Records for this task:
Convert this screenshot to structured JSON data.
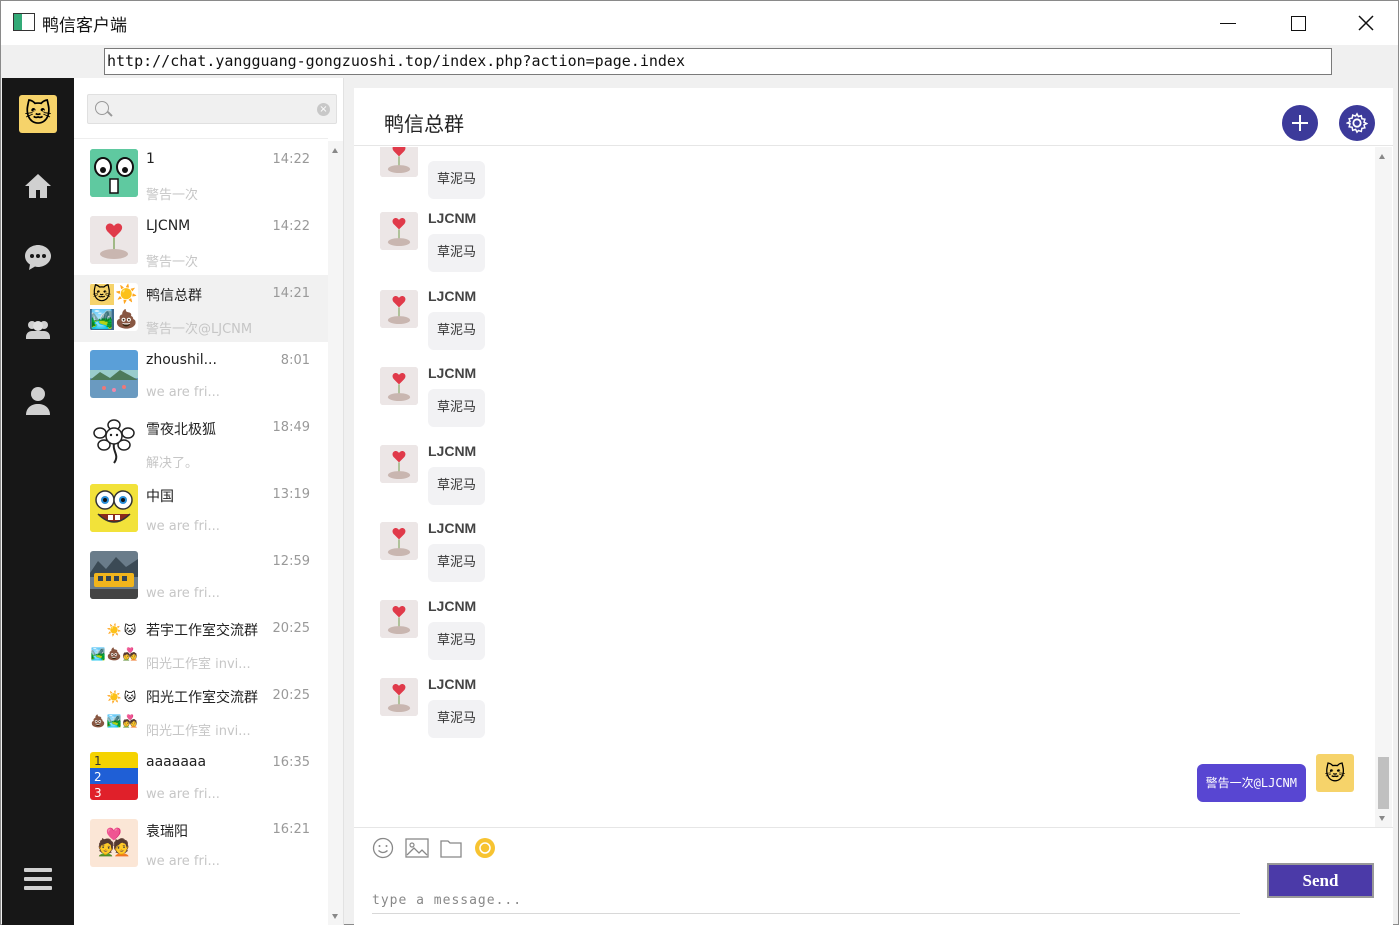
{
  "window": {
    "title": "鸭信客户端",
    "url": "http://chat.yangguang-gongzuoshi.top/index.php?action=page.index"
  },
  "search": {
    "placeholder": ""
  },
  "conversations": [
    {
      "name": "1",
      "time": "14:22",
      "preview": "警告一次"
    },
    {
      "name": "LJCNM",
      "time": "14:22",
      "preview": "警告一次"
    },
    {
      "name": "鸭信总群",
      "time": "14:21",
      "preview": "警告一次@LJCNM"
    },
    {
      "name": "zhoushil...",
      "time": "8:01",
      "preview": "we are fri..."
    },
    {
      "name": "雪夜北极狐",
      "time": "18:49",
      "preview": "解决了。"
    },
    {
      "name": "中国",
      "time": "13:19",
      "preview": "we are fri..."
    },
    {
      "name": "",
      "time": "12:59",
      "preview": "we are fri..."
    },
    {
      "name": "若宇工作室交流群",
      "time": "20:25",
      "preview": "阳光工作室 invi..."
    },
    {
      "name": "阳光工作室交流群",
      "time": "20:25",
      "preview": "阳光工作室 invi..."
    },
    {
      "name": "aaaaaaa",
      "time": "16:35",
      "preview": "we are fri..."
    },
    {
      "name": "袁瑞阳",
      "time": "16:21",
      "preview": "we are fri..."
    }
  ],
  "chat": {
    "title": "鸭信总群",
    "messages": [
      {
        "sender": "",
        "text": "草泥马"
      },
      {
        "sender": "LJCNM",
        "text": "草泥马"
      },
      {
        "sender": "LJCNM",
        "text": "草泥马"
      },
      {
        "sender": "LJCNM",
        "text": "草泥马"
      },
      {
        "sender": "LJCNM",
        "text": "草泥马"
      },
      {
        "sender": "LJCNM",
        "text": "草泥马"
      },
      {
        "sender": "LJCNM",
        "text": "草泥马"
      },
      {
        "sender": "LJCNM",
        "text": "草泥马"
      }
    ],
    "my_message": "警告一次@LJCNM"
  },
  "composer": {
    "placeholder": "type a message...",
    "send_label": "Send"
  },
  "colors": {
    "accent": "#3c3a9a",
    "my_bubble": "#5846d2",
    "nav_bg": "#171717"
  }
}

The request: Identify the lines that contain the string "time", and copy every one of them.

Output below:
      "time": "14:22",
      "time": "14:22",
      "time": "14:21",
      "time": "8:01",
      "time": "18:49",
      "time": "13:19",
      "time": "12:59",
      "time": "20:25",
      "time": "20:25",
      "time": "16:35",
      "time": "16:21",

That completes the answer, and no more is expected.